- [What is expected] Copy whichever lines contain the string "this".

* BEGIN Dataset entries *

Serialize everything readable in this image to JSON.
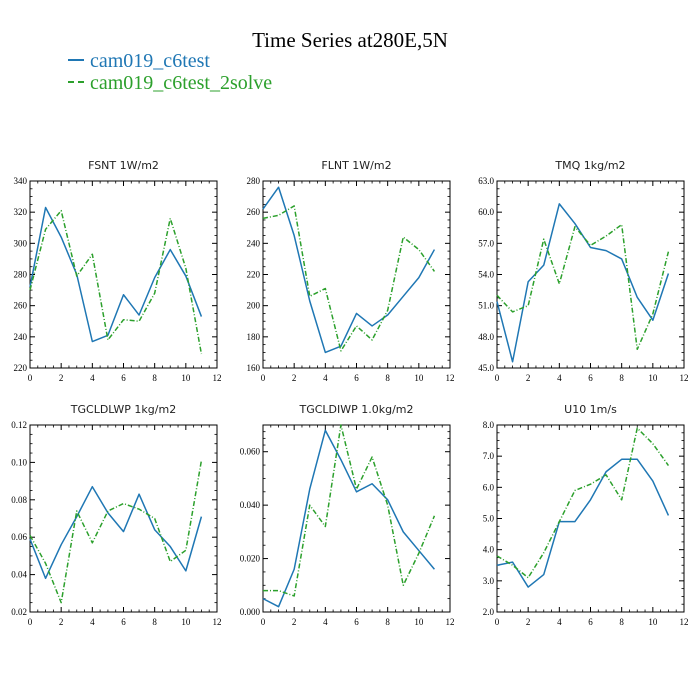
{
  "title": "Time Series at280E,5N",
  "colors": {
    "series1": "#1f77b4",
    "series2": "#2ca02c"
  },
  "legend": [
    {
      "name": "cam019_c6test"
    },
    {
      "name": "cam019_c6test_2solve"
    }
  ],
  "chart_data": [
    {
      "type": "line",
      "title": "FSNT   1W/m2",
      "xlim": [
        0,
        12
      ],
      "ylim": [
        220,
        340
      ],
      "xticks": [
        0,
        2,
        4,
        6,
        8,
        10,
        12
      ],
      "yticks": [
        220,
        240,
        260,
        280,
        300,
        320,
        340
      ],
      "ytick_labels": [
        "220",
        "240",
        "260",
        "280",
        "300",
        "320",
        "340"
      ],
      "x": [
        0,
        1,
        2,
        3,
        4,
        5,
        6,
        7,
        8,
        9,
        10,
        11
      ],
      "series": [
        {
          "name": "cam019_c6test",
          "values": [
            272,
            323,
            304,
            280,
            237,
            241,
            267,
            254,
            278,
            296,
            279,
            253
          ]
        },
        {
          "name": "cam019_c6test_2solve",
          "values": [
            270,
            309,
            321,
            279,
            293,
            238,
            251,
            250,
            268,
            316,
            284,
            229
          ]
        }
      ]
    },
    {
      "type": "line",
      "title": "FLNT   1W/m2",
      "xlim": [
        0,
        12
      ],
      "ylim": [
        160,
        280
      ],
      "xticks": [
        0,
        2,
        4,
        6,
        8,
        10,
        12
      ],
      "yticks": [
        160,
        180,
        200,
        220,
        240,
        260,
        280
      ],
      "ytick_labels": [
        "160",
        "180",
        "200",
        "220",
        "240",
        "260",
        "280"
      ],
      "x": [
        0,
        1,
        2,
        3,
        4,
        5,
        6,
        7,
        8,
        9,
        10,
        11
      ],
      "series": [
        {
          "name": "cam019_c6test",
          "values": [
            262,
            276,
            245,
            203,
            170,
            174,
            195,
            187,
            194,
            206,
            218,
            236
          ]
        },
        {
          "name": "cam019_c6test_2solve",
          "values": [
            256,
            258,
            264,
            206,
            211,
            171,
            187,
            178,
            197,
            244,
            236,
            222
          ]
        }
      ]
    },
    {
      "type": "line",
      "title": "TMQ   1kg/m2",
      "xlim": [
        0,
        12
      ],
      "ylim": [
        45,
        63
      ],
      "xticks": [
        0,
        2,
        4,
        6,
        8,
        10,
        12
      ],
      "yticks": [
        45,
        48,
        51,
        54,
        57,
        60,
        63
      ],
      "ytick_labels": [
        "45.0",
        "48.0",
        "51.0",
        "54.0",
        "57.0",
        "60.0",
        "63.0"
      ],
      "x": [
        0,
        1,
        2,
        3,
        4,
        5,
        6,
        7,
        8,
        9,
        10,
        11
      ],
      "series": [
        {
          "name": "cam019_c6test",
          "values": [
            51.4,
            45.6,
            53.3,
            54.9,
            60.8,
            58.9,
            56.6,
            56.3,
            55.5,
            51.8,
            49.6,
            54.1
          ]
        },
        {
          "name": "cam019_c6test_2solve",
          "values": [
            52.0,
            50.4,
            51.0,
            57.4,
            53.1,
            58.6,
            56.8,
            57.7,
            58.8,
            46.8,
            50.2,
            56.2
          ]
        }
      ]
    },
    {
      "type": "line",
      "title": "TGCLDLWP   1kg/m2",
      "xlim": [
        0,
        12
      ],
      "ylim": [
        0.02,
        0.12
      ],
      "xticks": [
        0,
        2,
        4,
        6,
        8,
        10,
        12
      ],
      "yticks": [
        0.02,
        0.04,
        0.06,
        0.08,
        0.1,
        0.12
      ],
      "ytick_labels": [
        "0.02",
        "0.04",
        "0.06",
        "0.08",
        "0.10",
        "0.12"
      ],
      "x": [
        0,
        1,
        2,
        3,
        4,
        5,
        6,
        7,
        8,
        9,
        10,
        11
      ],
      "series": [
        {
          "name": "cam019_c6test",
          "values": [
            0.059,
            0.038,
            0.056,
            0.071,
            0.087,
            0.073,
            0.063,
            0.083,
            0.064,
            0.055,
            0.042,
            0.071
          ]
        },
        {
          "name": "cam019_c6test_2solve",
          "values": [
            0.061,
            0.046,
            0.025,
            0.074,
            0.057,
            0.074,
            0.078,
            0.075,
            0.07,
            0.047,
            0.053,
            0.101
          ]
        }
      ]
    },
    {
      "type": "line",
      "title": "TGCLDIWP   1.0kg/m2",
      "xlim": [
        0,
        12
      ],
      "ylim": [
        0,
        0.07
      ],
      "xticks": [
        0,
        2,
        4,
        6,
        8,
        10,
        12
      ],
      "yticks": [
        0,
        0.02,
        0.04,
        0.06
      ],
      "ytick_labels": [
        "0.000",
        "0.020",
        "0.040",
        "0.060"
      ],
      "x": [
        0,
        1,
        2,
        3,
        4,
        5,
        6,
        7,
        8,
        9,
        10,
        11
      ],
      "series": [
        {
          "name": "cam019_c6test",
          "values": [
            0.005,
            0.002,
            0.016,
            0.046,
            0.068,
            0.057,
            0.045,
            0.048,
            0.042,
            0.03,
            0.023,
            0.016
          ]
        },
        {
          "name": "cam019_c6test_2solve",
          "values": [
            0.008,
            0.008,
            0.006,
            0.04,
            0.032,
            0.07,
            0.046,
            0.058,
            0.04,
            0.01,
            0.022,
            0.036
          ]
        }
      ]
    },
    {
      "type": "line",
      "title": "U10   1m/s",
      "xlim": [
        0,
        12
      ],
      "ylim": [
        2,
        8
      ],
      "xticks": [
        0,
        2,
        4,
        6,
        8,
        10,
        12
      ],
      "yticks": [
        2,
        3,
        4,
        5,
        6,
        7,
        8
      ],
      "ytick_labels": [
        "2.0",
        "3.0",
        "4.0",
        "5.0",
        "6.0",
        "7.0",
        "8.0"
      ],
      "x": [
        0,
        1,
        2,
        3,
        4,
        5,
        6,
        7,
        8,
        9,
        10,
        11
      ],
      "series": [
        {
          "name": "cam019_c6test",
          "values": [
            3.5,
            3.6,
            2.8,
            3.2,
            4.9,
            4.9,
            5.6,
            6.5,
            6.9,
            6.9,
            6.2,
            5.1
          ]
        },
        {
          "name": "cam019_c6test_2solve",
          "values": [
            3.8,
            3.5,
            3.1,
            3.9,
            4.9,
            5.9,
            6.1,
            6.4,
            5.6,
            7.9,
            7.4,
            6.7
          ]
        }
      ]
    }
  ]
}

* END Dataset entries *
* BEGIN Dataset entries *

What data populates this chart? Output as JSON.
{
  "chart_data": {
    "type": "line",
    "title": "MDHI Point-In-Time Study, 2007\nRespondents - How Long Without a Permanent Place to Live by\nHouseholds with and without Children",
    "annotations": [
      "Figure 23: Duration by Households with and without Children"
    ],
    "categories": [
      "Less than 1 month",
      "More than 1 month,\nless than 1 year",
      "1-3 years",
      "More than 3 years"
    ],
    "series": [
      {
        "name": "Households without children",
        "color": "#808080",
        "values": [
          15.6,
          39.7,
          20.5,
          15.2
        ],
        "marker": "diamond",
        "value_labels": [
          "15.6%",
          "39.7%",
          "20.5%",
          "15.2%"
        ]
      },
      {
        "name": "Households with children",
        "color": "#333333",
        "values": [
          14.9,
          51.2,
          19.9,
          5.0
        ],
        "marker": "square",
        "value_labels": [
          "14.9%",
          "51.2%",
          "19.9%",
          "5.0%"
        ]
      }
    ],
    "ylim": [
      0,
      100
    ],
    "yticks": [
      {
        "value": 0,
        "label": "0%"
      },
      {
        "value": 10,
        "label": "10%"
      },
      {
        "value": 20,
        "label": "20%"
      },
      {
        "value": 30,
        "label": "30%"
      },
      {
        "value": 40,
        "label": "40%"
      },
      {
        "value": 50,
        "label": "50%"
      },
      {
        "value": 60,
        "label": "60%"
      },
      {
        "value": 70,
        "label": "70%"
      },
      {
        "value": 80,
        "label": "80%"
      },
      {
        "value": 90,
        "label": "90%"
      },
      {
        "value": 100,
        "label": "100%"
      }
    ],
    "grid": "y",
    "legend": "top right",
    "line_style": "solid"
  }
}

* END Dataset entries *

- [Written answer]
Serialize everything readable in this image to JSON.
What data populates this chart? Output as JSON.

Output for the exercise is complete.